Images must not appear in your copy; reproduce every other part of the records exactly.

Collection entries
- - - - - - -
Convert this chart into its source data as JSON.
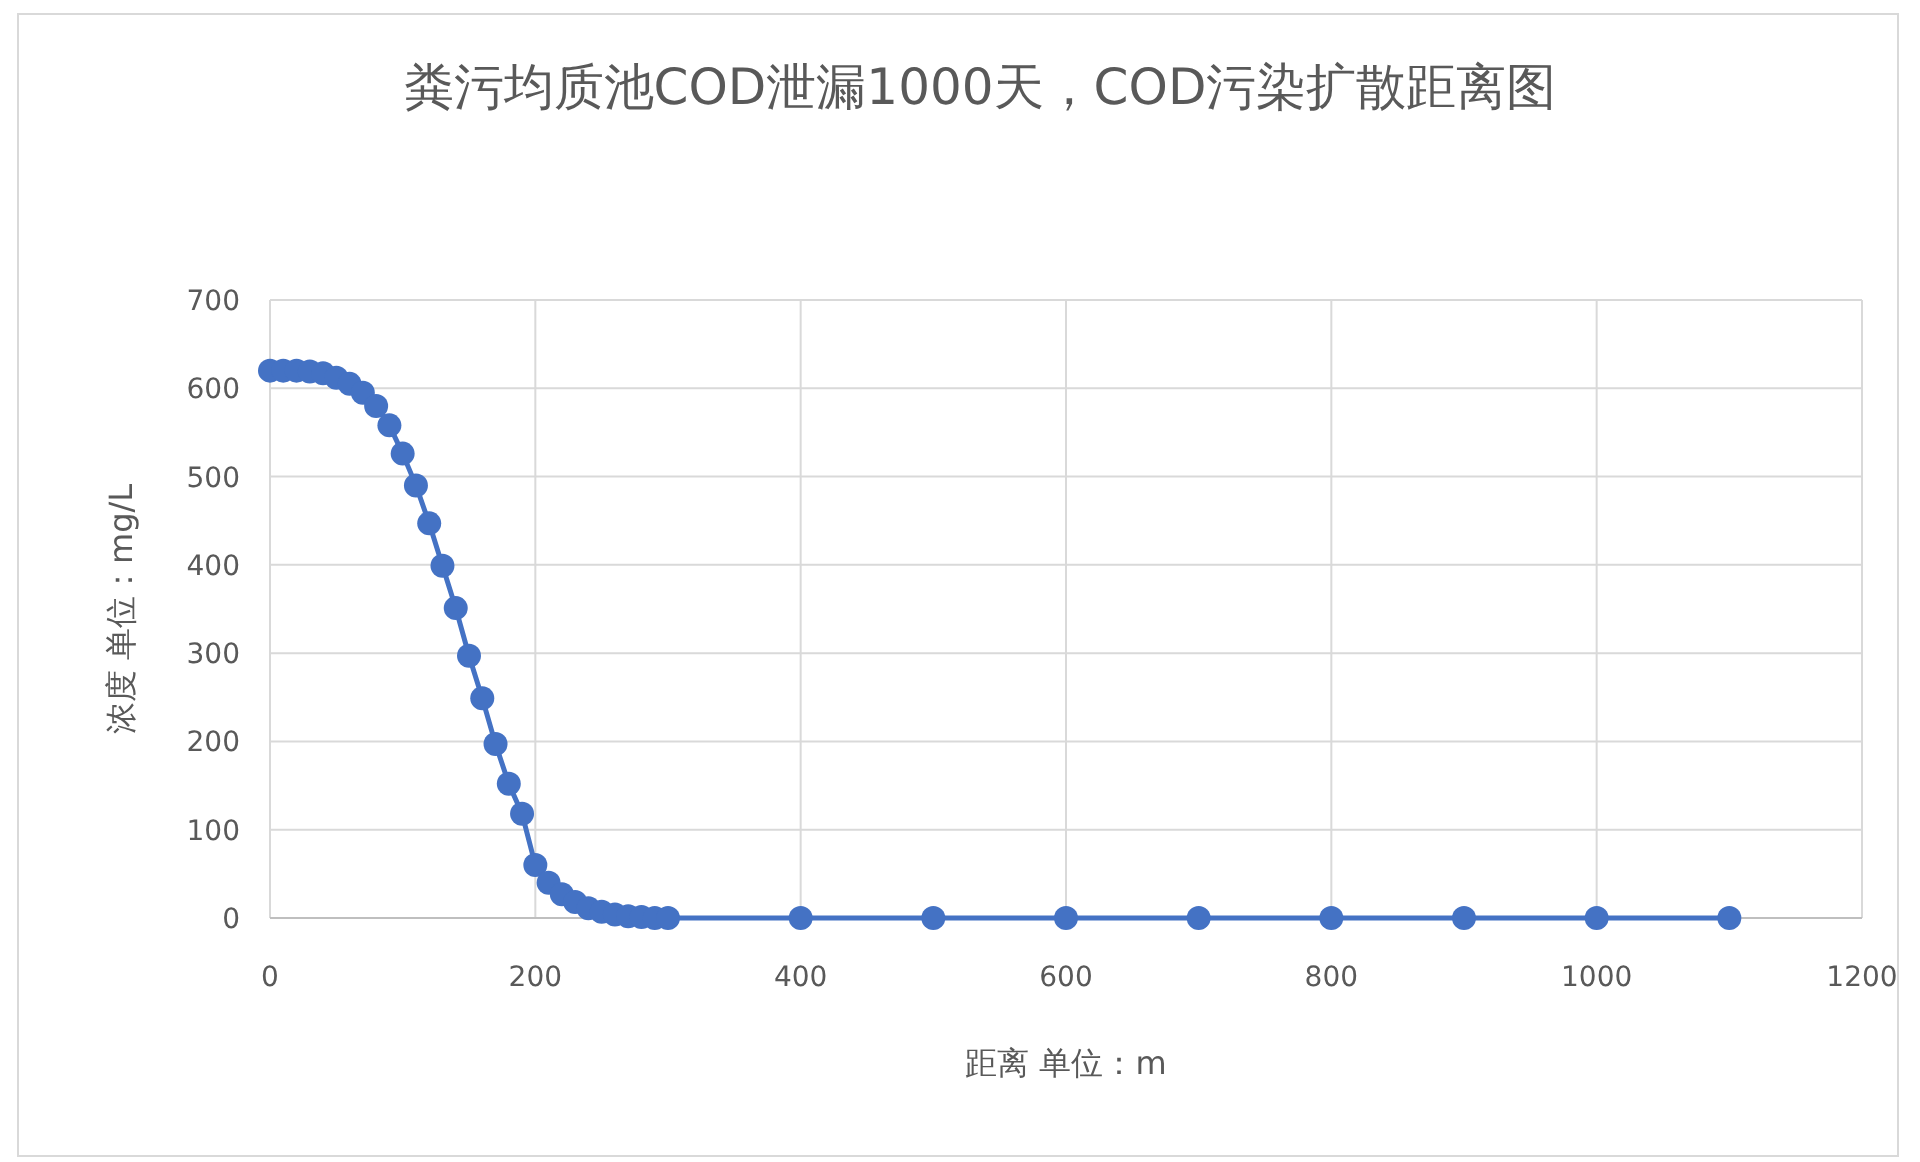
{
  "chart_data": {
    "type": "line",
    "title": "粪污均质池COD泄漏1000天，COD污染扩散距离图",
    "xlabel": "距离 单位：m",
    "ylabel": "浓度 单位：mg/L",
    "x": [
      0,
      10,
      20,
      30,
      40,
      50,
      60,
      70,
      80,
      90,
      100,
      110,
      120,
      130,
      140,
      150,
      160,
      170,
      180,
      190,
      200,
      210,
      220,
      230,
      240,
      250,
      260,
      270,
      280,
      290,
      300,
      400,
      500,
      600,
      700,
      800,
      900,
      1000,
      1100
    ],
    "series": [
      {
        "color": "#4472c4",
        "values": [
          620,
          620,
          620,
          619,
          617,
          612,
          605,
          595,
          580,
          558,
          526,
          490,
          447,
          399,
          351,
          297,
          249,
          197,
          152,
          118,
          60,
          40,
          27,
          18,
          11,
          7,
          4,
          2,
          1,
          0,
          0,
          0,
          0,
          0,
          0,
          0,
          0,
          0,
          0
        ]
      }
    ],
    "xlim": [
      0,
      1200
    ],
    "ylim": [
      0,
      700
    ],
    "xticks": [
      0,
      200,
      400,
      600,
      800,
      1000,
      1200
    ],
    "yticks": [
      0,
      100,
      200,
      300,
      400,
      500,
      600,
      700
    ],
    "grid": true,
    "marker": "circle",
    "line_style": "solid"
  }
}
- - - - - - -
Exercise output
Convert this chart into its source data as JSON.
{
  "chart_data": {
    "type": "line",
    "title": "粪污均质池COD泄漏1000天，COD污染扩散距离图",
    "xlabel": "距离 单位：m",
    "ylabel": "浓度 单位：mg/L",
    "x": [
      0,
      10,
      20,
      30,
      40,
      50,
      60,
      70,
      80,
      90,
      100,
      110,
      120,
      130,
      140,
      150,
      160,
      170,
      180,
      190,
      200,
      210,
      220,
      230,
      240,
      250,
      260,
      270,
      280,
      290,
      300,
      400,
      500,
      600,
      700,
      800,
      900,
      1000,
      1100
    ],
    "series": [
      {
        "color": "#4472c4",
        "values": [
          620,
          620,
          620,
          619,
          617,
          612,
          605,
          595,
          580,
          558,
          526,
          490,
          447,
          399,
          351,
          297,
          249,
          197,
          152,
          118,
          60,
          40,
          27,
          18,
          11,
          7,
          4,
          2,
          1,
          0,
          0,
          0,
          0,
          0,
          0,
          0,
          0,
          0,
          0
        ]
      }
    ],
    "xlim": [
      0,
      1200
    ],
    "ylim": [
      0,
      700
    ],
    "xticks": [
      0,
      200,
      400,
      600,
      800,
      1000,
      1200
    ],
    "yticks": [
      0,
      100,
      200,
      300,
      400,
      500,
      600,
      700
    ],
    "grid": true,
    "marker": "circle",
    "line_style": "solid"
  }
}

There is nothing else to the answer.